─── Available records
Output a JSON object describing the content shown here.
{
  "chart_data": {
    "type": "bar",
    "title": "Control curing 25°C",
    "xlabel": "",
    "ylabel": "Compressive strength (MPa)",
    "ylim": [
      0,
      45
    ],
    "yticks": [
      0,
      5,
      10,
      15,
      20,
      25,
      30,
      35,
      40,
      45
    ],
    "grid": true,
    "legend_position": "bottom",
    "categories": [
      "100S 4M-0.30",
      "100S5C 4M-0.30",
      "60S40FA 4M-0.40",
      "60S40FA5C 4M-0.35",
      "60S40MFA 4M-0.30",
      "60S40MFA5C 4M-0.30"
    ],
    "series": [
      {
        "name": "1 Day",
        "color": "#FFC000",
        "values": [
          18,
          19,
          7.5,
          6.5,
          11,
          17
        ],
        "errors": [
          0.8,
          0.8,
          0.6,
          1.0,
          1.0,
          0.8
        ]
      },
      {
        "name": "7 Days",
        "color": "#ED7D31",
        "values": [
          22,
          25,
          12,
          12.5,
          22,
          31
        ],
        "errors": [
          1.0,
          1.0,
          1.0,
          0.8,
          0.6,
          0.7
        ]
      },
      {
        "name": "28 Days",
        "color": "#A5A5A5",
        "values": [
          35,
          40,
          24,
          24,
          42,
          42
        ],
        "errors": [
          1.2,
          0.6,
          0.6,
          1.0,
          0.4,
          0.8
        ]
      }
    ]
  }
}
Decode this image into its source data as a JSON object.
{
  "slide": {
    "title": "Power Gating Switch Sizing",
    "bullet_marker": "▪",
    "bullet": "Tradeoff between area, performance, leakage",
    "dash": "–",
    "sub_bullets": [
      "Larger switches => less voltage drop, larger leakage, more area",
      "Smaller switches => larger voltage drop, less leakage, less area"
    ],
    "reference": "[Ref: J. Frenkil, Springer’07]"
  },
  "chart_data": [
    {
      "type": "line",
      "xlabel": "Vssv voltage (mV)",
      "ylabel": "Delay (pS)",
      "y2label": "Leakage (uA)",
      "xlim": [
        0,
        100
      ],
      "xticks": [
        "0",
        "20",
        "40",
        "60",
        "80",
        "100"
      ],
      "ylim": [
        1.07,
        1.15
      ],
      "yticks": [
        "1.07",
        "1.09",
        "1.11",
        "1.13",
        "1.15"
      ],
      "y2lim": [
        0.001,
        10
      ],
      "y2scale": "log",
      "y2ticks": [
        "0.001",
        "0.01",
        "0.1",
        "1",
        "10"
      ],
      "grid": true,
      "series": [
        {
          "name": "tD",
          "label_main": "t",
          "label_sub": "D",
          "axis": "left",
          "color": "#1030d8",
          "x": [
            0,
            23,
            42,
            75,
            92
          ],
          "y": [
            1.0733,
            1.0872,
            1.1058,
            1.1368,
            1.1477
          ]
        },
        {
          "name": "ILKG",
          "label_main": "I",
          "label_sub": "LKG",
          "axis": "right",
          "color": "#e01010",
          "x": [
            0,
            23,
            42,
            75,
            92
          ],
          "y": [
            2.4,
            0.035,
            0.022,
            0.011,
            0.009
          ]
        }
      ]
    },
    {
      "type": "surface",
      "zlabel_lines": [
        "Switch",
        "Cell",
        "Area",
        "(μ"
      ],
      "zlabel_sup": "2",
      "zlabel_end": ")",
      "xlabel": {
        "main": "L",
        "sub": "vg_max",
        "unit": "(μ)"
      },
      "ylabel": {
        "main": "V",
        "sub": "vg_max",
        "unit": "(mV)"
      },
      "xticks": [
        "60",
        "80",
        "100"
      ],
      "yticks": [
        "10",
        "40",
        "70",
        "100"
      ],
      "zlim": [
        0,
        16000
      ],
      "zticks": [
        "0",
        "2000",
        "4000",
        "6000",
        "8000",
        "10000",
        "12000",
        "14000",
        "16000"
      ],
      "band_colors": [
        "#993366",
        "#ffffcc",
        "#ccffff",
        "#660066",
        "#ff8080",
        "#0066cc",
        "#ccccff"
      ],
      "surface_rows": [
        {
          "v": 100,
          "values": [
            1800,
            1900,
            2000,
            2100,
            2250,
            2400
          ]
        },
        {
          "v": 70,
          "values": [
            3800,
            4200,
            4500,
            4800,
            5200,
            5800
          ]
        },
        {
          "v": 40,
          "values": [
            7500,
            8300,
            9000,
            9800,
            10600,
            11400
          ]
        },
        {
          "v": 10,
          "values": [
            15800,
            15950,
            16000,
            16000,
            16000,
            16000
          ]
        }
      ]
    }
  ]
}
──────
■ **Task description**: Transcribe every entry exactly, omitting nothing.

■ **Reply to the exercise**:
Output a JSON object describing the content shown here.
{
  "chart_data": {
    "type": "bar",
    "title": "Control curing 25°C",
    "xlabel": "",
    "ylabel": "Compressive strength (MPa)",
    "ylim": [
      0,
      45
    ],
    "yticks": [
      0,
      5,
      10,
      15,
      20,
      25,
      30,
      35,
      40,
      45
    ],
    "grid": true,
    "legend_position": "bottom",
    "categories": [
      "100S 4M-0.30",
      "100S5C 4M-0.30",
      "60S40FA 4M-0.40",
      "60S40FA5C 4M-0.35",
      "60S40MFA 4M-0.30",
      "60S40MFA5C 4M-0.30"
    ],
    "series": [
      {
        "name": "1 Day",
        "color": "#FFC000",
        "values": [
          18,
          19,
          7.5,
          6.5,
          11,
          17
        ],
        "errors": [
          0.8,
          0.8,
          0.6,
          1.0,
          1.0,
          0.8
        ]
      },
      {
        "name": "7 Days",
        "color": "#ED7D31",
        "values": [
          22,
          25,
          12,
          12.5,
          22,
          31
        ],
        "errors": [
          1.0,
          1.0,
          1.0,
          0.8,
          0.6,
          0.7
        ]
      },
      {
        "name": "28 Days",
        "color": "#A5A5A5",
        "values": [
          35,
          40,
          24,
          24,
          42,
          42
        ],
        "errors": [
          1.2,
          0.6,
          0.6,
          1.0,
          0.4,
          0.8
        ]
      }
    ]
  }
}
Decode this image into its source data as a JSON object.
{
  "slide": {
    "title": "Power Gating Switch Sizing",
    "bullet_marker": "▪",
    "bullet": "Tradeoff between area, performance, leakage",
    "dash": "–",
    "sub_bullets": [
      "Larger switches => less voltage drop, larger leakage, more area",
      "Smaller switches => larger voltage drop, less leakage, less area"
    ],
    "reference": "[Ref: J. Frenkil, Springer’07]"
  },
  "chart_data": [
    {
      "type": "line",
      "xlabel": "Vssv voltage (mV)",
      "ylabel": "Delay (pS)",
      "y2label": "Leakage (uA)",
      "xlim": [
        0,
        100
      ],
      "xticks": [
        "0",
        "20",
        "40",
        "60",
        "80",
        "100"
      ],
      "ylim": [
        1.07,
        1.15
      ],
      "yticks": [
        "1.07",
        "1.09",
        "1.11",
        "1.13",
        "1.15"
      ],
      "y2lim": [
        0.001,
        10
      ],
      "y2scale": "log",
      "y2ticks": [
        "0.001",
        "0.01",
        "0.1",
        "1",
        "10"
      ],
      "grid": true,
      "series": [
        {
          "name": "tD",
          "label_main": "t",
          "label_sub": "D",
          "axis": "left",
          "color": "#1030d8",
          "x": [
            0,
            23,
            42,
            75,
            92
          ],
          "y": [
            1.0733,
            1.0872,
            1.1058,
            1.1368,
            1.1477
          ]
        },
        {
          "name": "ILKG",
          "label_main": "I",
          "label_sub": "LKG",
          "axis": "right",
          "color": "#e01010",
          "x": [
            0,
            23,
            42,
            75,
            92
          ],
          "y": [
            2.4,
            0.035,
            0.022,
            0.011,
            0.009
          ]
        }
      ]
    },
    {
      "type": "surface",
      "zlabel_lines": [
        "Switch",
        "Cell",
        "Area",
        "(μ"
      ],
      "zlabel_sup": "2",
      "zlabel_end": ")",
      "xlabel": {
        "main": "L",
        "sub": "vg_max",
        "unit": "(μ)"
      },
      "ylabel": {
        "main": "V",
        "sub": "vg_max",
        "unit": "(mV)"
      },
      "xticks": [
        "60",
        "80",
        "100"
      ],
      "yticks": [
        "10",
        "40",
        "70",
        "100"
      ],
      "zlim": [
        0,
        16000
      ],
      "zticks": [
        "0",
        "2000",
        "4000",
        "6000",
        "8000",
        "10000",
        "12000",
        "14000",
        "16000"
      ],
      "band_colors": [
        "#993366",
        "#ffffcc",
        "#ccffff",
        "#660066",
        "#ff8080",
        "#0066cc",
        "#ccccff"
      ],
      "surface_rows": [
        {
          "v": 100,
          "values": [
            1800,
            1900,
            2000,
            2100,
            2250,
            2400
          ]
        },
        {
          "v": 70,
          "values": [
            3800,
            4200,
            4500,
            4800,
            5200,
            5800
          ]
        },
        {
          "v": 40,
          "values": [
            7500,
            8300,
            9000,
            9800,
            10600,
            11400
          ]
        },
        {
          "v": 10,
          "values": [
            15800,
            15950,
            16000,
            16000,
            16000,
            16000
          ]
        }
      ]
    }
  ]
}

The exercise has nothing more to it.